Objective:
Below is the data. Give it again, complete and exact.

Data records:
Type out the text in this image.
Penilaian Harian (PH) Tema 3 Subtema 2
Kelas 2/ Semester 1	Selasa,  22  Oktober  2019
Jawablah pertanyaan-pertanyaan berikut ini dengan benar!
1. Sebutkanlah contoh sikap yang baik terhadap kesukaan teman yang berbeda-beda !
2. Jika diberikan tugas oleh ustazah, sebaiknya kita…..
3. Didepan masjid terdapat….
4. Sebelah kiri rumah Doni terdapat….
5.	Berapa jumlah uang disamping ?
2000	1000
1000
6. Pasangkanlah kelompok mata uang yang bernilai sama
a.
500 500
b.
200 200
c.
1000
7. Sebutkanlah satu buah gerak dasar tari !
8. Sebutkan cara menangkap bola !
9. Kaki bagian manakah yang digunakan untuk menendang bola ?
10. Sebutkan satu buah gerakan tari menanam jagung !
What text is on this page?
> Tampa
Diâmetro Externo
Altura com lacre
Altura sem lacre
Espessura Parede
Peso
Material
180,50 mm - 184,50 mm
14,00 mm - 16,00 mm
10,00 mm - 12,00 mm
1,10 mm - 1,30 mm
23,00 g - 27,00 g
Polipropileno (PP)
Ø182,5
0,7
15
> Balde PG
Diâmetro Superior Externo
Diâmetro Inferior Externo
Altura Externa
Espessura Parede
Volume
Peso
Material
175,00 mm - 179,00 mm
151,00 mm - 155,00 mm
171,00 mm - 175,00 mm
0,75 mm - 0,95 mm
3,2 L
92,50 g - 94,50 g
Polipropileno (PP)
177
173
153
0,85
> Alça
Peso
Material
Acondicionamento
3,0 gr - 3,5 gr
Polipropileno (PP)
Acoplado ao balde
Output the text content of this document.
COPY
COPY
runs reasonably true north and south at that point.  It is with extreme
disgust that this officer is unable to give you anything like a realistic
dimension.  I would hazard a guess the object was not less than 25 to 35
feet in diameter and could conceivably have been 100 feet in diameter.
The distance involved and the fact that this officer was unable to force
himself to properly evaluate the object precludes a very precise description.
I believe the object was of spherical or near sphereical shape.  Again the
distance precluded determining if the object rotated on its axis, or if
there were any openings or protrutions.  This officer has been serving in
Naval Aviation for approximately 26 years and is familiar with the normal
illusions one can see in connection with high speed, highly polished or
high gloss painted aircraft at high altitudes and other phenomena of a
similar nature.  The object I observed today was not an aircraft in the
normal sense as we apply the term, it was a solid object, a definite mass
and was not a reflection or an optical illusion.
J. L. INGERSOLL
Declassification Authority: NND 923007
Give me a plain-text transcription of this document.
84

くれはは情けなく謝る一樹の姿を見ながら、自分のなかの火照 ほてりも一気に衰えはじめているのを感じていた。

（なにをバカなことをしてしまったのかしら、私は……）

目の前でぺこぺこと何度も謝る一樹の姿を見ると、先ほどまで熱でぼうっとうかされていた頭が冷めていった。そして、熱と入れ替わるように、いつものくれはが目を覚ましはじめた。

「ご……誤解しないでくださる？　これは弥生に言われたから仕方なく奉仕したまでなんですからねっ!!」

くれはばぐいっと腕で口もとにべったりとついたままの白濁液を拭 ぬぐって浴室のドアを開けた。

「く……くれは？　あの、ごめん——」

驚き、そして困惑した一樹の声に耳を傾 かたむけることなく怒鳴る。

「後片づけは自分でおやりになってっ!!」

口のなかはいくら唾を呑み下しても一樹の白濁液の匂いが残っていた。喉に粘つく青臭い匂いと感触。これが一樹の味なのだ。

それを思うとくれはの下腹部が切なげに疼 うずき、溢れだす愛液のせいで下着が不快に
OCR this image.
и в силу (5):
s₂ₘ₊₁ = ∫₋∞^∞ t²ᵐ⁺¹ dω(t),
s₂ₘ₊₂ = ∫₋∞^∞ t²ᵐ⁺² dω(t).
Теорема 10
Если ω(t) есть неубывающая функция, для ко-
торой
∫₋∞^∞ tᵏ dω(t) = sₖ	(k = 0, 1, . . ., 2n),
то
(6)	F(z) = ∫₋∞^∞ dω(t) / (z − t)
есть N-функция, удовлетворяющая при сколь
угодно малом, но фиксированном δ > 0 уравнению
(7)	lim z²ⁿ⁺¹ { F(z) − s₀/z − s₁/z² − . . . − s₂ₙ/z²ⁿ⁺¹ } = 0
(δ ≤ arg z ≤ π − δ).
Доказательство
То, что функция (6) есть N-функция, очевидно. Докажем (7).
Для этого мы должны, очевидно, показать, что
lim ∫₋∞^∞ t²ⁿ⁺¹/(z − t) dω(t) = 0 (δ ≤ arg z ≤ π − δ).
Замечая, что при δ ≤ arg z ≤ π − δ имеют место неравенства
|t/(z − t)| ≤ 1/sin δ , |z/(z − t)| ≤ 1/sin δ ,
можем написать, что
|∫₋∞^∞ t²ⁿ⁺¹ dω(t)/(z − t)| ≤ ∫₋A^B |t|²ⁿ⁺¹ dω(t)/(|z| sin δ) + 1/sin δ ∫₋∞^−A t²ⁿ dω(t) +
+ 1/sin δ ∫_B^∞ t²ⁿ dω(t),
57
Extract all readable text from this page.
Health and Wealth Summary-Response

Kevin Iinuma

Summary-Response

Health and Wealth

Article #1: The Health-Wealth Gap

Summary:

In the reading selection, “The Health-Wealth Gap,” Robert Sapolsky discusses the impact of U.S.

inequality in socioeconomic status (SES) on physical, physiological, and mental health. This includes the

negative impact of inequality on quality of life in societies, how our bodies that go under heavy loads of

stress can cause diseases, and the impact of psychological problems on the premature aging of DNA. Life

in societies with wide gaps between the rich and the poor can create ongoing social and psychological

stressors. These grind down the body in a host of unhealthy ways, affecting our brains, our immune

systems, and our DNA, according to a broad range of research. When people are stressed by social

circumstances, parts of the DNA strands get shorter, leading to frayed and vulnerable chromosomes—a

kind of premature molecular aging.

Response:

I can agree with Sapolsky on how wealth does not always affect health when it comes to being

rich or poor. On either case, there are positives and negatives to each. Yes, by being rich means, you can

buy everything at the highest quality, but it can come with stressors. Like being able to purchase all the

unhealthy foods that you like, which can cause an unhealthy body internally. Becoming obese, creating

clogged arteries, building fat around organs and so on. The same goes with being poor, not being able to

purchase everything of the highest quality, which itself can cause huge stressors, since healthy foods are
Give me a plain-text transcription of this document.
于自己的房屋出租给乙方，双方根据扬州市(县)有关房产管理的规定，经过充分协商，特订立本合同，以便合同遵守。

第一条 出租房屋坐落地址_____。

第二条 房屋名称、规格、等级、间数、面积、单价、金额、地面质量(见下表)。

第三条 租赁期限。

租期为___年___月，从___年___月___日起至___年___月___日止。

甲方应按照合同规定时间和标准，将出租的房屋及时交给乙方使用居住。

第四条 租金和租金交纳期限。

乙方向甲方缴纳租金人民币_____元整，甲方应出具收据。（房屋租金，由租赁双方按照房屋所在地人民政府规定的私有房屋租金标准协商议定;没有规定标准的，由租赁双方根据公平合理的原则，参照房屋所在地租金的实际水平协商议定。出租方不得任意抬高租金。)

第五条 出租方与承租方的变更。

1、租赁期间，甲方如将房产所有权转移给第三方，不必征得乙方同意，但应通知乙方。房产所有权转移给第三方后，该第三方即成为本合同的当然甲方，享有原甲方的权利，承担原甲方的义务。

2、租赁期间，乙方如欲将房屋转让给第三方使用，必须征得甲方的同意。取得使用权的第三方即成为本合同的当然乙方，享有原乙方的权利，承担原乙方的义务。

Full solution:
Type out the text in this image.
Penilaian Harian (PH) Tema 3 Subtema 2
Kelas 2/ Semester 1	Selasa,  22  Oktober  2019
Jawablah pertanyaan-pertanyaan berikut ini dengan benar!
1. Sebutkanlah contoh sikap yang baik terhadap kesukaan teman yang berbeda-beda !
2. Jika diberikan tugas oleh ustazah, sebaiknya kita…..
3. Didepan masjid terdapat….
4. Sebelah kiri rumah Doni terdapat….
5.	Berapa jumlah uang disamping ?
2000	1000
1000
6. Pasangkanlah kelompok mata uang yang bernilai sama
a.
500 500
b.
200 200
c.
1000
7. Sebutkanlah satu buah gerak dasar tari !
8. Sebutkan cara menangkap bola !
9. Kaki bagian manakah yang digunakan untuk menendang bola ?
10. Sebutkan satu buah gerakan tari menanam jagung !
What text is on this page?
> Tampa
Diâmetro Externo
Altura com lacre
Altura sem lacre
Espessura Parede
Peso
Material
180,50 mm - 184,50 mm
14,00 mm - 16,00 mm
10,00 mm - 12,00 mm
1,10 mm - 1,30 mm
23,00 g - 27,00 g
Polipropileno (PP)
Ø182,5
0,7
15
> Balde PG
Diâmetro Superior Externo
Diâmetro Inferior Externo
Altura Externa
Espessura Parede
Volume
Peso
Material
175,00 mm - 179,00 mm
151,00 mm - 155,00 mm
171,00 mm - 175,00 mm
0,75 mm - 0,95 mm
3,2 L
92,50 g - 94,50 g
Polipropileno (PP)
177
173
153
0,85
> Alça
Peso
Material
Acondicionamento
3,0 gr - 3,5 gr
Polipropileno (PP)
Acoplado ao balde
Output the text content of this document.
COPY
COPY
runs reasonably true north and south at that point.  It is with extreme
disgust that this officer is unable to give you anything like a realistic
dimension.  I would hazard a guess the object was not less than 25 to 35
feet in diameter and could conceivably have been 100 feet in diameter.
The distance involved and the fact that this officer was unable to force
himself to properly evaluate the object precludes a very precise description.
I believe the object was of spherical or near sphereical shape.  Again the
distance precluded determining if the object rotated on its axis, or if
there were any openings or protrutions.  This officer has been serving in
Naval Aviation for approximately 26 years and is familiar with the normal
illusions one can see in connection with high speed, highly polished or
high gloss painted aircraft at high altitudes and other phenomena of a
similar nature.  The object I observed today was not an aircraft in the
normal sense as we apply the term, it was a solid object, a definite mass
and was not a reflection or an optical illusion.
J. L. INGERSOLL
Declassification Authority: NND 923007
Give me a plain-text transcription of this document.
84

くれはは情けなく謝る一樹の姿を見ながら、自分のなかの火照 ほてりも一気に衰えはじめているのを感じていた。

（なにをバカなことをしてしまったのかしら、私は……）

目の前でぺこぺこと何度も謝る一樹の姿を見ると、先ほどまで熱でぼうっとうかされていた頭が冷めていった。そして、熱と入れ替わるように、いつものくれはが目を覚ましはじめた。

「ご……誤解しないでくださる？　これは弥生に言われたから仕方なく奉仕したまでなんですからねっ!!」

くれはばぐいっと腕で口もとにべったりとついたままの白濁液を拭 ぬぐって浴室のドアを開けた。

「く……くれは？　あの、ごめん——」

驚き、そして困惑した一樹の声に耳を傾 かたむけることなく怒鳴る。

「後片づけは自分でおやりになってっ!!」

口のなかはいくら唾を呑み下しても一樹の白濁液の匂いが残っていた。喉に粘つく青臭い匂いと感触。これが一樹の味なのだ。

それを思うとくれはの下腹部が切なげに疼 うずき、溢れだす愛液のせいで下着が不快に
OCR this image.
и в силу (5):
s₂ₘ₊₁ = ∫₋∞^∞ t²ᵐ⁺¹ dω(t),
s₂ₘ₊₂ = ∫₋∞^∞ t²ᵐ⁺² dω(t).
Теорема 10
Если ω(t) есть неубывающая функция, для ко-
торой
∫₋∞^∞ tᵏ dω(t) = sₖ	(k = 0, 1, . . ., 2n),
то
(6)	F(z) = ∫₋∞^∞ dω(t) / (z − t)
есть N-функция, удовлетворяющая при сколь
угодно малом, но фиксированном δ > 0 уравнению
(7)	lim z²ⁿ⁺¹ { F(z) − s₀/z − s₁/z² − . . . − s₂ₙ/z²ⁿ⁺¹ } = 0
(δ ≤ arg z ≤ π − δ).
Доказательство
То, что функция (6) есть N-функция, очевидно. Докажем (7).
Для этого мы должны, очевидно, показать, что
lim ∫₋∞^∞ t²ⁿ⁺¹/(z − t) dω(t) = 0 (δ ≤ arg z ≤ π − δ).
Замечая, что при δ ≤ arg z ≤ π − δ имеют место неравенства
|t/(z − t)| ≤ 1/sin δ , |z/(z − t)| ≤ 1/sin δ ,
можем написать, что
|∫₋∞^∞ t²ⁿ⁺¹ dω(t)/(z − t)| ≤ ∫₋A^B |t|²ⁿ⁺¹ dω(t)/(|z| sin δ) + 1/sin δ ∫₋∞^−A t²ⁿ dω(t) +
+ 1/sin δ ∫_B^∞ t²ⁿ dω(t),
57
Extract all readable text from this page.
Health and Wealth Summary-Response

Kevin Iinuma

Summary-Response

Health and Wealth

Article #1: The Health-Wealth Gap

Summary:

In the reading selection, “The Health-Wealth Gap,” Robert Sapolsky discusses the impact of U.S.

inequality in socioeconomic status (SES) on physical, physiological, and mental health. This includes the

negative impact of inequality on quality of life in societies, how our bodies that go under heavy loads of

stress can cause diseases, and the impact of psychological problems on the premature aging of DNA. Life

in societies with wide gaps between the rich and the poor can create ongoing social and psychological

stressors. These grind down the body in a host of unhealthy ways, affecting our brains, our immune

systems, and our DNA, according to a broad range of research. When people are stressed by social

circumstances, parts of the DNA strands get shorter, leading to frayed and vulnerable chromosomes—a

kind of premature molecular aging.

Response:

I can agree with Sapolsky on how wealth does not always affect health when it comes to being

rich or poor. On either case, there are positives and negatives to each. Yes, by being rich means, you can

buy everything at the highest quality, but it can come with stressors. Like being able to purchase all the

unhealthy foods that you like, which can cause an unhealthy body internally. Becoming obese, creating

clogged arteries, building fat around organs and so on. The same goes with being poor, not being able to

purchase everything of the highest quality, which itself can cause huge stressors, since healthy foods are
Give me a plain-text transcription of this document.
于自己的房屋出租给乙方，双方根据扬州市(县)有关房产管理的规定，经过充分协商，特订立本合同，以便合同遵守。

第一条 出租房屋坐落地址_____。

第二条 房屋名称、规格、等级、间数、面积、单价、金额、地面质量(见下表)。

第三条 租赁期限。

租期为___年___月，从___年___月___日起至___年___月___日止。

甲方应按照合同规定时间和标准，将出租的房屋及时交给乙方使用居住。

第四条 租金和租金交纳期限。

乙方向甲方缴纳租金人民币_____元整，甲方应出具收据。（房屋租金，由租赁双方按照房屋所在地人民政府规定的私有房屋租金标准协商议定;没有规定标准的，由租赁双方根据公平合理的原则，参照房屋所在地租金的实际水平协商议定。出租方不得任意抬高租金。)

第五条 出租方与承租方的变更。

1、租赁期间，甲方如将房产所有权转移给第三方，不必征得乙方同意，但应通知乙方。房产所有权转移给第三方后，该第三方即成为本合同的当然甲方，享有原甲方的权利，承担原甲方的义务。

2、租赁期间，乙方如欲将房屋转让给第三方使用，必须征得甲方的同意。取得使用权的第三方即成为本合同的当然乙方，享有原乙方的权利，承担原乙方的义务。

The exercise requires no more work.